### Work to be completed
Print all the entries verbatim.

### Data for this exercise
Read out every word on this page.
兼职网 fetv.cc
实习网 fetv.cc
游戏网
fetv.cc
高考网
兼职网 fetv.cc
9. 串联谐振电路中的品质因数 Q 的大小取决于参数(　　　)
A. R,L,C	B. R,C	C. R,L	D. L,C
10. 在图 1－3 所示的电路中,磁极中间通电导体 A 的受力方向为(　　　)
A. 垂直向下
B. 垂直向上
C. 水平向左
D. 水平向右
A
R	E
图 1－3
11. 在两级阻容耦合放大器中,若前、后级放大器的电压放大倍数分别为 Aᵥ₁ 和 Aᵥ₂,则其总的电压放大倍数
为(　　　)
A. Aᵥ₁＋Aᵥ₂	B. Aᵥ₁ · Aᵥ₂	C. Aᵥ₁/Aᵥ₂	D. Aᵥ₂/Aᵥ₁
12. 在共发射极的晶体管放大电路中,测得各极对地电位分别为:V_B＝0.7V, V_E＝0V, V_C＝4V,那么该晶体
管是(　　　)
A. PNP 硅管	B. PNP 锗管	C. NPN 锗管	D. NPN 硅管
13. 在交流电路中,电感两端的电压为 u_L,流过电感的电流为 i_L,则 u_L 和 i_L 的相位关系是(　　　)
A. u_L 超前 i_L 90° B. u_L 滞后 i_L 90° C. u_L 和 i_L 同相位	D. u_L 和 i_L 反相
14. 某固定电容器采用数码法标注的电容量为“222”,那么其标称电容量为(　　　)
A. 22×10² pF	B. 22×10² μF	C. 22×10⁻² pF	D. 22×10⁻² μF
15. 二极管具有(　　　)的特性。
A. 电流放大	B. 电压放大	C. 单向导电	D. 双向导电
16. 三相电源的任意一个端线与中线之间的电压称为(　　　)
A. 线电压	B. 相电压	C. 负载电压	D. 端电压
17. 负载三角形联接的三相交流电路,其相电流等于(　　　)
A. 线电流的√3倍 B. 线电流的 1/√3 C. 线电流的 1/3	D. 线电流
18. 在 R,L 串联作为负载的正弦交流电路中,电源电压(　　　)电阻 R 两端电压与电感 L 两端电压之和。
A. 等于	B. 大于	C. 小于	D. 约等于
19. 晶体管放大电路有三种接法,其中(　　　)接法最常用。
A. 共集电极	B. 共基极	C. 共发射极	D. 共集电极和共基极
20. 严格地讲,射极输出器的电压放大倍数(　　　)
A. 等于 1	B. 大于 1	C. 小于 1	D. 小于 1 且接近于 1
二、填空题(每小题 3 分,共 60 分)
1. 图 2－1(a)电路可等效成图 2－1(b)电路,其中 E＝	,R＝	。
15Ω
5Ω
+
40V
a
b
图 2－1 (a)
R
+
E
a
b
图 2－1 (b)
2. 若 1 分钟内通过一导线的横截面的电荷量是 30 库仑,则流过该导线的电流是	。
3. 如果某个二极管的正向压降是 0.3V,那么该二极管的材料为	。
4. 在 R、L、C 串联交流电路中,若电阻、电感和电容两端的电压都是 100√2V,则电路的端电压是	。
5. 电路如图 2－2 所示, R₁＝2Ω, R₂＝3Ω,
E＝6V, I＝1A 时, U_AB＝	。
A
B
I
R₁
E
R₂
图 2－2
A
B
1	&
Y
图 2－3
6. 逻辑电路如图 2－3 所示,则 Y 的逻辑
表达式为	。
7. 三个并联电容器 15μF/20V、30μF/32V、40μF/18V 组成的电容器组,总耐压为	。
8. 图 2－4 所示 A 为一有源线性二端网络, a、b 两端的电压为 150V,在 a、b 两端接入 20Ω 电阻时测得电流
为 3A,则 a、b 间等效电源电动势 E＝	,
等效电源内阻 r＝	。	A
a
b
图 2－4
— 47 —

### Exercise output
Read out every word on this page.
兼职网 fetv.cc
实习网 fetv.cc
游戏网
fetv.cc
高考网
兼职网 fetv.cc
9. 串联谐振电路中的品质因数 Q 的大小取决于参数(　　　)
A. R,L,C	B. R,C	C. R,L	D. L,C
10. 在图 1－3 所示的电路中,磁极中间通电导体 A 的受力方向为(　　　)
A. 垂直向下
B. 垂直向上
C. 水平向左
D. 水平向右
A
R	E
图 1－3
11. 在两级阻容耦合放大器中,若前、后级放大器的电压放大倍数分别为 Aᵥ₁ 和 Aᵥ₂,则其总的电压放大倍数
为(　　　)
A. Aᵥ₁＋Aᵥ₂	B. Aᵥ₁ · Aᵥ₂	C. Aᵥ₁/Aᵥ₂	D. Aᵥ₂/Aᵥ₁
12. 在共发射极的晶体管放大电路中,测得各极对地电位分别为:V_B＝0.7V, V_E＝0V, V_C＝4V,那么该晶体
管是(　　　)
A. PNP 硅管	B. PNP 锗管	C. NPN 锗管	D. NPN 硅管
13. 在交流电路中,电感两端的电压为 u_L,流过电感的电流为 i_L,则 u_L 和 i_L 的相位关系是(　　　)
A. u_L 超前 i_L 90° B. u_L 滞后 i_L 90° C. u_L 和 i_L 同相位	D. u_L 和 i_L 反相
14. 某固定电容器采用数码法标注的电容量为“222”,那么其标称电容量为(　　　)
A. 22×10² pF	B. 22×10² μF	C. 22×10⁻² pF	D. 22×10⁻² μF
15. 二极管具有(　　　)的特性。
A. 电流放大	B. 电压放大	C. 单向导电	D. 双向导电
16. 三相电源的任意一个端线与中线之间的电压称为(　　　)
A. 线电压	B. 相电压	C. 负载电压	D. 端电压
17. 负载三角形联接的三相交流电路,其相电流等于(　　　)
A. 线电流的√3倍 B. 线电流的 1/√3 C. 线电流的 1/3	D. 线电流
18. 在 R,L 串联作为负载的正弦交流电路中,电源电压(　　　)电阻 R 两端电压与电感 L 两端电压之和。
A. 等于	B. 大于	C. 小于	D. 约等于
19. 晶体管放大电路有三种接法,其中(　　　)接法最常用。
A. 共集电极	B. 共基极	C. 共发射极	D. 共集电极和共基极
20. 严格地讲,射极输出器的电压放大倍数(　　　)
A. 等于 1	B. 大于 1	C. 小于 1	D. 小于 1 且接近于 1
二、填空题(每小题 3 分,共 60 分)
1. 图 2－1(a)电路可等效成图 2－1(b)电路,其中 E＝	,R＝	。
15Ω
5Ω
+
40V
a
b
图 2－1 (a)
R
+
E
a
b
图 2－1 (b)
2. 若 1 分钟内通过一导线的横截面的电荷量是 30 库仑,则流过该导线的电流是	。
3. 如果某个二极管的正向压降是 0.3V,那么该二极管的材料为	。
4. 在 R、L、C 串联交流电路中,若电阻、电感和电容两端的电压都是 100√2V,则电路的端电压是	。
5. 电路如图 2－2 所示, R₁＝2Ω, R₂＝3Ω,
E＝6V, I＝1A 时, U_AB＝	。
A
B
I
R₁
E
R₂
图 2－2
A
B
1	&
Y
图 2－3
6. 逻辑电路如图 2－3 所示,则 Y 的逻辑
表达式为	。
7. 三个并联电容器 15μF/20V、30μF/32V、40μF/18V 组成的电容器组,总耐压为	。
8. 图 2－4 所示 A 为一有源线性二端网络, a、b 两端的电压为 150V,在 a、b 两端接入 20Ω 电阻时测得电流
为 3A,则 a、b 间等效电源电动势 E＝	,
等效电源内阻 r＝	。	A
a
b
图 2－4
— 47 —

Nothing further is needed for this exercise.